## RECORDS FOR THIS EXERCISE
-- begin --
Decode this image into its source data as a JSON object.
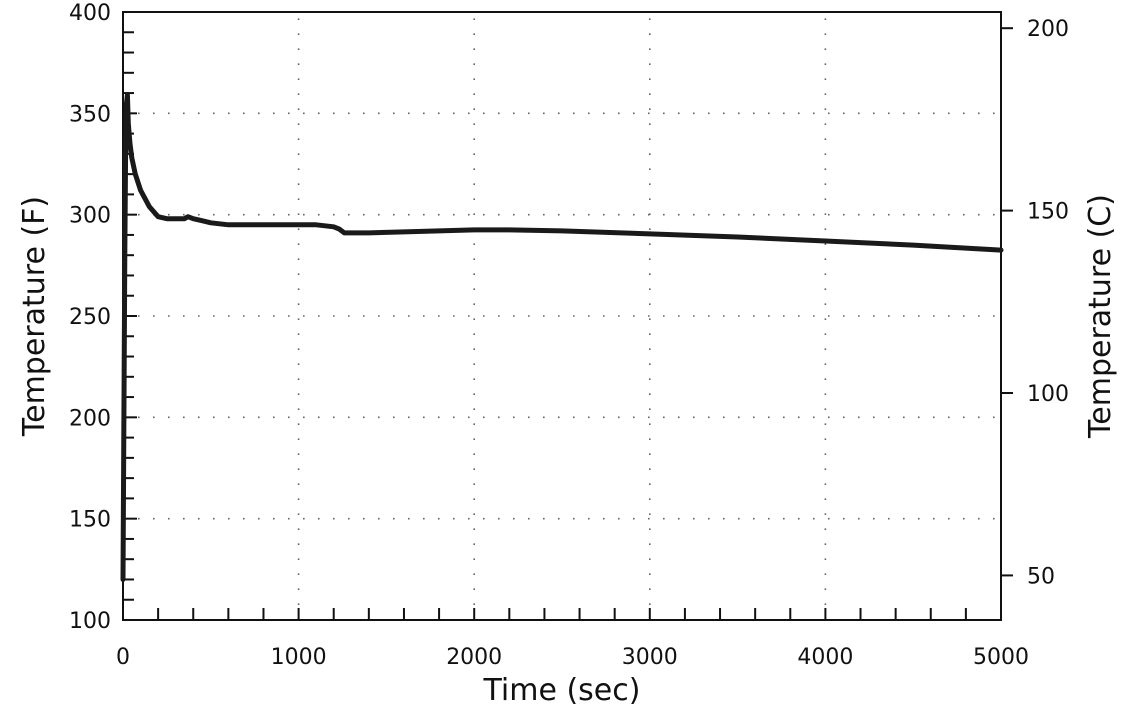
{
  "chart_data": {
    "type": "line",
    "title": "",
    "xlabel": "Time (sec)",
    "ylabel": "Temperature (F)",
    "y2label": "Temperature (C)",
    "xlim": [
      0,
      5000
    ],
    "ylim": [
      100,
      400
    ],
    "y2lim": [
      37.78,
      204.44
    ],
    "grid": true,
    "legend": "none",
    "line_color": "#1a1a1a",
    "x_ticks": [
      "0",
      "1000",
      "2000",
      "3000",
      "4000",
      "5000"
    ],
    "y_ticks": [
      "100",
      "150",
      "200",
      "250",
      "300",
      "350",
      "400"
    ],
    "y2_ticks": [
      "50",
      "100",
      "150",
      "200"
    ],
    "series": [
      {
        "x": [
          0,
          5,
          10,
          15,
          20,
          25,
          30,
          40,
          50,
          70,
          100,
          150,
          200,
          250,
          300,
          350,
          370,
          400,
          450,
          500,
          600,
          700,
          800,
          900,
          1000,
          1100,
          1200,
          1230,
          1260,
          1300,
          1400,
          1600,
          1800,
          2000,
          2200,
          2500,
          3000,
          3500,
          4000,
          4500,
          5000
        ],
        "y": [
          120,
          200,
          280,
          330,
          355,
          359,
          345,
          335,
          328,
          320,
          312,
          304,
          299,
          298,
          298,
          298,
          299,
          298,
          297,
          296,
          295,
          295,
          295,
          295,
          295,
          295,
          294,
          293,
          291,
          291,
          291,
          291.5,
          292,
          292.5,
          292.5,
          292,
          290.5,
          289,
          287,
          285,
          282.5
        ]
      }
    ]
  }
}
-- end --
## WHAT YOU NEED TO DO
Omit the pictures and restate the rest of the records verbatim.

## EXERCISE RESPONSE
Decode this image into its source data as a JSON object.
{
  "chart_data": {
    "type": "line",
    "title": "",
    "xlabel": "Time (sec)",
    "ylabel": "Temperature (F)",
    "y2label": "Temperature (C)",
    "xlim": [
      0,
      5000
    ],
    "ylim": [
      100,
      400
    ],
    "y2lim": [
      37.78,
      204.44
    ],
    "grid": true,
    "legend": "none",
    "line_color": "#1a1a1a",
    "x_ticks": [
      "0",
      "1000",
      "2000",
      "3000",
      "4000",
      "5000"
    ],
    "y_ticks": [
      "100",
      "150",
      "200",
      "250",
      "300",
      "350",
      "400"
    ],
    "y2_ticks": [
      "50",
      "100",
      "150",
      "200"
    ],
    "series": [
      {
        "x": [
          0,
          5,
          10,
          15,
          20,
          25,
          30,
          40,
          50,
          70,
          100,
          150,
          200,
          250,
          300,
          350,
          370,
          400,
          450,
          500,
          600,
          700,
          800,
          900,
          1000,
          1100,
          1200,
          1230,
          1260,
          1300,
          1400,
          1600,
          1800,
          2000,
          2200,
          2500,
          3000,
          3500,
          4000,
          4500,
          5000
        ],
        "y": [
          120,
          200,
          280,
          330,
          355,
          359,
          345,
          335,
          328,
          320,
          312,
          304,
          299,
          298,
          298,
          298,
          299,
          298,
          297,
          296,
          295,
          295,
          295,
          295,
          295,
          295,
          294,
          293,
          291,
          291,
          291,
          291.5,
          292,
          292.5,
          292.5,
          292,
          290.5,
          289,
          287,
          285,
          282.5
        ]
      }
    ]
  }
}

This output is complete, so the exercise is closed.